Exercise aim. Determine how many lines include "Department". Give the number and nothing else.

A run of records:

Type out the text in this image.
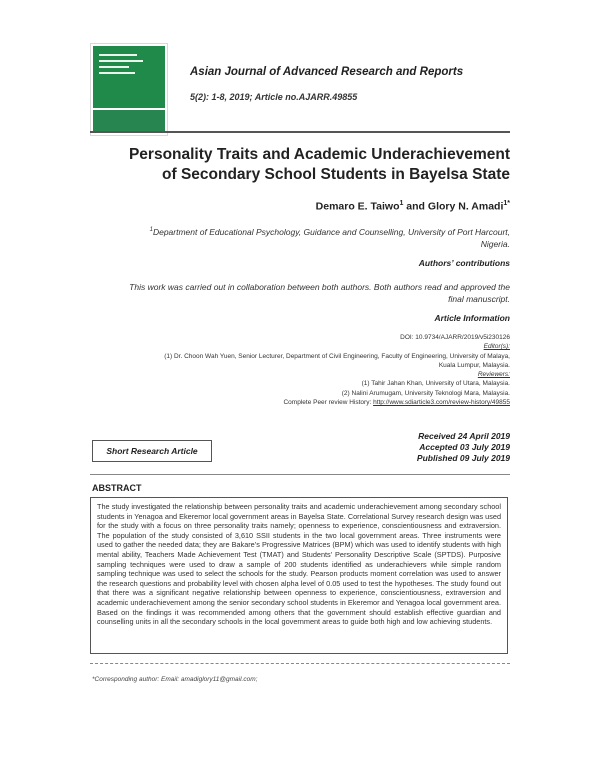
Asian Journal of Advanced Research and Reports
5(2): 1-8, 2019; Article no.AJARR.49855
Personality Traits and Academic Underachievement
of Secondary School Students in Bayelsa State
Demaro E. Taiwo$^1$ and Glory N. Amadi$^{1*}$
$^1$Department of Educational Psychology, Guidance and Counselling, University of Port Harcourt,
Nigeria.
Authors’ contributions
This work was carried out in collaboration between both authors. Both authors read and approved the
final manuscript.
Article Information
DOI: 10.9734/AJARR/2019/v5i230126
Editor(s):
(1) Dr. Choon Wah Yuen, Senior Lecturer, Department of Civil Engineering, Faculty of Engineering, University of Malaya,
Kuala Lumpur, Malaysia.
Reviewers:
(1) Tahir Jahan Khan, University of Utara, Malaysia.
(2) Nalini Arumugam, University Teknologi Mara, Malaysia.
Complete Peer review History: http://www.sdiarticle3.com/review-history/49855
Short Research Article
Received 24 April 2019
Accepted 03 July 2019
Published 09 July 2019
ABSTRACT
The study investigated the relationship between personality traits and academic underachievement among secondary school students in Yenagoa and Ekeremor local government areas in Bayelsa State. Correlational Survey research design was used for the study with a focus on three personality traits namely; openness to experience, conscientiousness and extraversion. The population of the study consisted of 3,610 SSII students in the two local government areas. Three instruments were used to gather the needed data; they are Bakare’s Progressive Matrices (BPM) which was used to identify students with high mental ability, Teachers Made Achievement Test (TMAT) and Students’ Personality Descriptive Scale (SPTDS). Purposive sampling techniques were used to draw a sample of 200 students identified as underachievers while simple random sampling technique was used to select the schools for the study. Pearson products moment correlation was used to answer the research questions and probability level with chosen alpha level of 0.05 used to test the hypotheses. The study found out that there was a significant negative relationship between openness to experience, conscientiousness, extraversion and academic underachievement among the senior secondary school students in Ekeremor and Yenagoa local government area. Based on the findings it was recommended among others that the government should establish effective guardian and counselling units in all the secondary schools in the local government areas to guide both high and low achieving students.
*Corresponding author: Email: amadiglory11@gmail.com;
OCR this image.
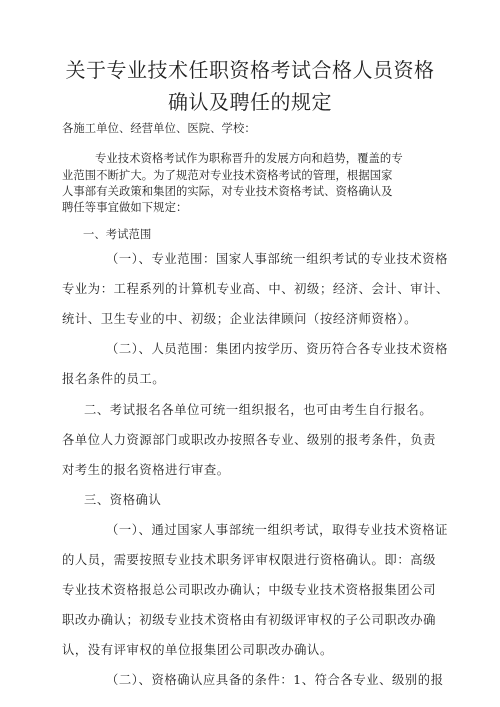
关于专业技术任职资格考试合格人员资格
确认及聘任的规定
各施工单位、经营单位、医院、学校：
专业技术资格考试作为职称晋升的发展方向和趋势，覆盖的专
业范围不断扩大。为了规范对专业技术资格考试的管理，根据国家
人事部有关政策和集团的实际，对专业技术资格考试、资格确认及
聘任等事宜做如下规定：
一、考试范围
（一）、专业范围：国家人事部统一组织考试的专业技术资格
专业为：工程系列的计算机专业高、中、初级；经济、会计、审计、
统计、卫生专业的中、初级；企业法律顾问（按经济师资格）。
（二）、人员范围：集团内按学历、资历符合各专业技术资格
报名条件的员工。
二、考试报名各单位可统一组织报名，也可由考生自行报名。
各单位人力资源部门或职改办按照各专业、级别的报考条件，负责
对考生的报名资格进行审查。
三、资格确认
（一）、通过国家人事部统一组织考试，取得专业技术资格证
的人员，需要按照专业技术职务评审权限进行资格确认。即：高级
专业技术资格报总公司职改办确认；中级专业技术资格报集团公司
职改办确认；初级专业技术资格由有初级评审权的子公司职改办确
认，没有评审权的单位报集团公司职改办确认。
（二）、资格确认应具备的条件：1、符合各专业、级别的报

Answer to this problem. 2